STORED ROWS
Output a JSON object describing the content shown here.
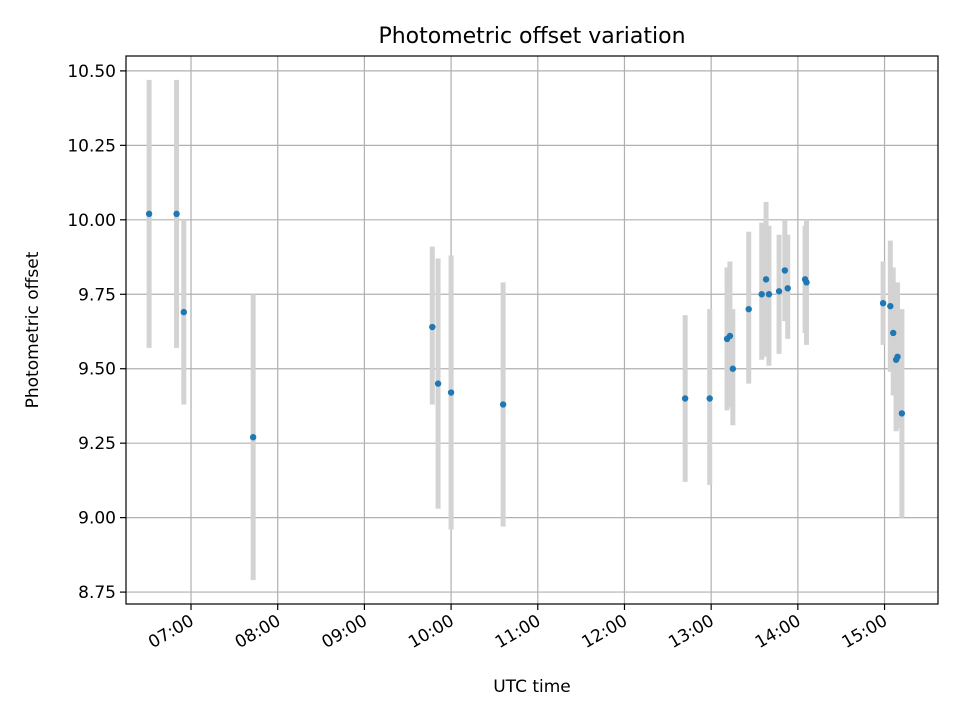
{
  "chart_data": {
    "type": "scatter",
    "title": "Photometric offset variation",
    "xlabel": "UTC time",
    "ylabel": "Photometric offset",
    "x_tick_labels": [
      "07:00",
      "08:00",
      "09:00",
      "10:00",
      "11:00",
      "12:00",
      "13:00",
      "14:00",
      "15:00"
    ],
    "y_tick_labels": [
      "8.75",
      "9.00",
      "9.25",
      "9.50",
      "9.75",
      "10.00",
      "10.25",
      "10.50"
    ],
    "xlim": [
      "06:15",
      "15:37"
    ],
    "ylim": [
      8.71,
      10.55
    ],
    "grid": true,
    "series": [
      {
        "marker_color": "#1f77b4",
        "errorbar_color": "#d3d3d3",
        "points": [
          {
            "x": "06:31",
            "y": 10.02,
            "ylow": 9.57,
            "yhigh": 10.47
          },
          {
            "x": "06:50",
            "y": 10.02,
            "ylow": 9.57,
            "yhigh": 10.47
          },
          {
            "x": "06:55",
            "y": 9.69,
            "ylow": 9.38,
            "yhigh": 10.0
          },
          {
            "x": "07:43",
            "y": 9.27,
            "ylow": 8.79,
            "yhigh": 9.75
          },
          {
            "x": "09:47",
            "y": 9.64,
            "ylow": 9.38,
            "yhigh": 9.91
          },
          {
            "x": "09:51",
            "y": 9.45,
            "ylow": 9.03,
            "yhigh": 9.87
          },
          {
            "x": "10:00",
            "y": 9.42,
            "ylow": 8.96,
            "yhigh": 9.88
          },
          {
            "x": "10:36",
            "y": 9.38,
            "ylow": 8.97,
            "yhigh": 9.79
          },
          {
            "x": "12:42",
            "y": 9.4,
            "ylow": 9.12,
            "yhigh": 9.68
          },
          {
            "x": "12:59",
            "y": 9.4,
            "ylow": 9.11,
            "yhigh": 9.7
          },
          {
            "x": "13:11",
            "y": 9.6,
            "ylow": 9.36,
            "yhigh": 9.84
          },
          {
            "x": "13:13",
            "y": 9.61,
            "ylow": 9.37,
            "yhigh": 9.86
          },
          {
            "x": "13:15",
            "y": 9.5,
            "ylow": 9.31,
            "yhigh": 9.7
          },
          {
            "x": "13:26",
            "y": 9.7,
            "ylow": 9.45,
            "yhigh": 9.96
          },
          {
            "x": "13:35",
            "y": 9.75,
            "ylow": 9.53,
            "yhigh": 9.99
          },
          {
            "x": "13:38",
            "y": 9.8,
            "ylow": 9.54,
            "yhigh": 10.06
          },
          {
            "x": "13:40",
            "y": 9.75,
            "ylow": 9.51,
            "yhigh": 9.98
          },
          {
            "x": "13:47",
            "y": 9.76,
            "ylow": 9.55,
            "yhigh": 9.95
          },
          {
            "x": "13:51",
            "y": 9.83,
            "ylow": 9.66,
            "yhigh": 10.0
          },
          {
            "x": "13:53",
            "y": 9.77,
            "ylow": 9.6,
            "yhigh": 9.95
          },
          {
            "x": "14:05",
            "y": 9.8,
            "ylow": 9.62,
            "yhigh": 9.98
          },
          {
            "x": "14:06",
            "y": 9.79,
            "ylow": 9.58,
            "yhigh": 10.0
          },
          {
            "x": "14:59",
            "y": 9.72,
            "ylow": 9.58,
            "yhigh": 9.86
          },
          {
            "x": "15:04",
            "y": 9.71,
            "ylow": 9.49,
            "yhigh": 9.93
          },
          {
            "x": "15:06",
            "y": 9.62,
            "ylow": 9.41,
            "yhigh": 9.84
          },
          {
            "x": "15:08",
            "y": 9.53,
            "ylow": 9.29,
            "yhigh": 9.78
          },
          {
            "x": "15:09",
            "y": 9.54,
            "ylow": 9.3,
            "yhigh": 9.79
          },
          {
            "x": "15:12",
            "y": 9.35,
            "ylow": 9.0,
            "yhigh": 9.7
          }
        ]
      }
    ]
  }
}
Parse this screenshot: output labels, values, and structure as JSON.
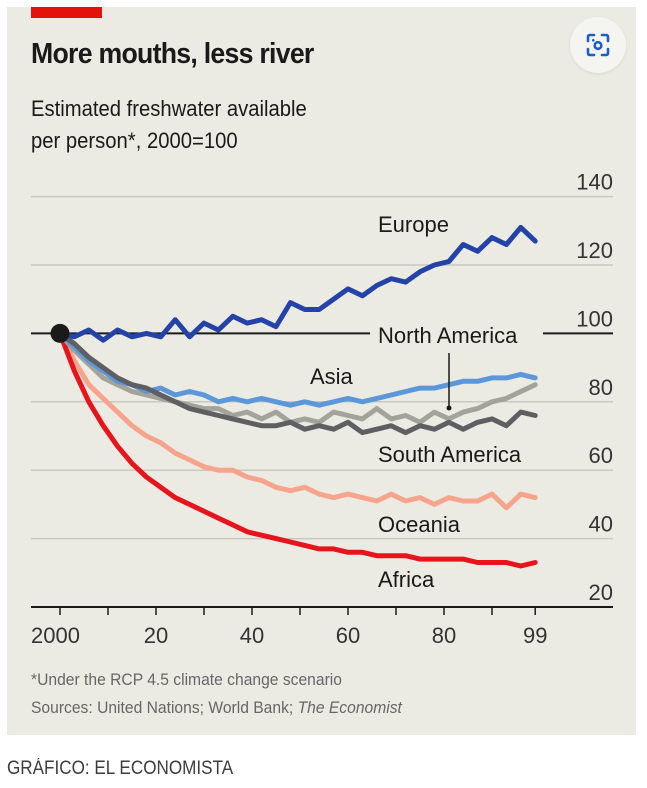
{
  "header": {
    "title": "More mouths, less river",
    "subtitle_line1": "Estimated freshwater available",
    "subtitle_line2": "per person*, 2000=100"
  },
  "lens_button": {
    "icon": "visual-search-icon"
  },
  "footnote": "*Under the RCP 4.5 climate change scenario",
  "sources_prefix": "Sources: United Nations; World Bank; ",
  "sources_italic": "The Economist",
  "credit": "GRÁFICO: EL ECONOMISTA",
  "colors": {
    "background": "#ecebe3",
    "accent_red_bar": "#e3120b",
    "Europe": "#2343a8",
    "Asia": "#5b97d9",
    "North America": "#a3a39a",
    "South America": "#5e5f62",
    "Oceania": "#f6a58c",
    "Africa": "#e8141b"
  },
  "chart_data": {
    "type": "line",
    "title": "More mouths, less river",
    "subtitle": "Estimated freshwater available per person*, 2000=100",
    "xlabel": "",
    "ylabel": "",
    "x_range": [
      2000,
      2099
    ],
    "ylim": [
      20,
      140
    ],
    "y_ticks": [
      20,
      40,
      60,
      80,
      100,
      120,
      140
    ],
    "x_ticks": [
      2000,
      2010,
      2020,
      2030,
      2040,
      2050,
      2060,
      2070,
      2080,
      2090,
      2099
    ],
    "x_tick_labels": [
      {
        "year": 2000,
        "label": "2000"
      },
      {
        "year": 2020,
        "label": "20"
      },
      {
        "year": 2040,
        "label": "40"
      },
      {
        "year": 2060,
        "label": "60"
      },
      {
        "year": 2080,
        "label": "80"
      },
      {
        "year": 2099,
        "label": "99"
      }
    ],
    "grid": true,
    "reference_line": 100,
    "origin_marker": {
      "x": 2000,
      "y": 100
    },
    "x": [
      2000,
      2003,
      2006,
      2009,
      2012,
      2015,
      2018,
      2021,
      2024,
      2027,
      2030,
      2033,
      2036,
      2039,
      2042,
      2045,
      2048,
      2051,
      2054,
      2057,
      2060,
      2063,
      2066,
      2069,
      2072,
      2075,
      2078,
      2081,
      2084,
      2087,
      2090,
      2093,
      2096,
      2099
    ],
    "series": [
      {
        "name": "Europe",
        "values": [
          100,
          99,
          101,
          98,
          101,
          99,
          100,
          99,
          104,
          99,
          103,
          101,
          105,
          103,
          104,
          102,
          109,
          107,
          107,
          110,
          113,
          111,
          114,
          116,
          115,
          118,
          120,
          121,
          126,
          124,
          128,
          126,
          131,
          127
        ]
      },
      {
        "name": "Asia",
        "values": [
          100,
          96,
          92,
          89,
          86,
          85,
          83,
          84,
          82,
          83,
          82,
          80,
          81,
          80,
          81,
          80,
          79,
          80,
          79,
          80,
          81,
          80,
          81,
          82,
          83,
          84,
          84,
          85,
          86,
          86,
          87,
          87,
          88,
          87
        ]
      },
      {
        "name": "North America",
        "values": [
          100,
          95,
          91,
          87,
          85,
          83,
          82,
          81,
          80,
          79,
          78,
          78,
          76,
          77,
          75,
          77,
          74,
          75,
          74,
          77,
          76,
          75,
          78,
          75,
          76,
          74,
          77,
          75,
          77,
          78,
          80,
          81,
          83,
          85
        ]
      },
      {
        "name": "South America",
        "values": [
          100,
          97,
          93,
          90,
          87,
          85,
          84,
          82,
          80,
          78,
          77,
          76,
          75,
          74,
          73,
          73,
          74,
          72,
          73,
          72,
          74,
          71,
          72,
          73,
          71,
          73,
          72,
          74,
          72,
          74,
          75,
          73,
          77,
          76
        ]
      },
      {
        "name": "Oceania",
        "values": [
          100,
          92,
          85,
          81,
          77,
          73,
          70,
          68,
          65,
          63,
          61,
          60,
          60,
          58,
          57,
          55,
          54,
          55,
          53,
          52,
          53,
          52,
          51,
          53,
          51,
          52,
          50,
          52,
          51,
          51,
          53,
          49,
          53,
          52
        ]
      },
      {
        "name": "Africa",
        "values": [
          100,
          89,
          80,
          73,
          67,
          62,
          58,
          55,
          52,
          50,
          48,
          46,
          44,
          42,
          41,
          40,
          39,
          38,
          37,
          37,
          36,
          36,
          35,
          35,
          35,
          34,
          34,
          34,
          34,
          33,
          33,
          33,
          32,
          33
        ]
      }
    ],
    "series_labels": [
      {
        "name": "Europe",
        "label": "Europe"
      },
      {
        "name": "North America",
        "label": "North America"
      },
      {
        "name": "Asia",
        "label": "Asia"
      },
      {
        "name": "South America",
        "label": "South America"
      },
      {
        "name": "Oceania",
        "label": "Oceania"
      },
      {
        "name": "Africa",
        "label": "Africa"
      }
    ]
  }
}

OBJECTIVE
Identify each line holding the string "America", and copy it out.

THE ANSWER
    "North America": "#a3a39a",
    "South America": "#5e5f62",
        "name": "North America",
        "name": "South America",
        "name": "North America",
        "label": "North America"
        "name": "South America",
        "label": "South America"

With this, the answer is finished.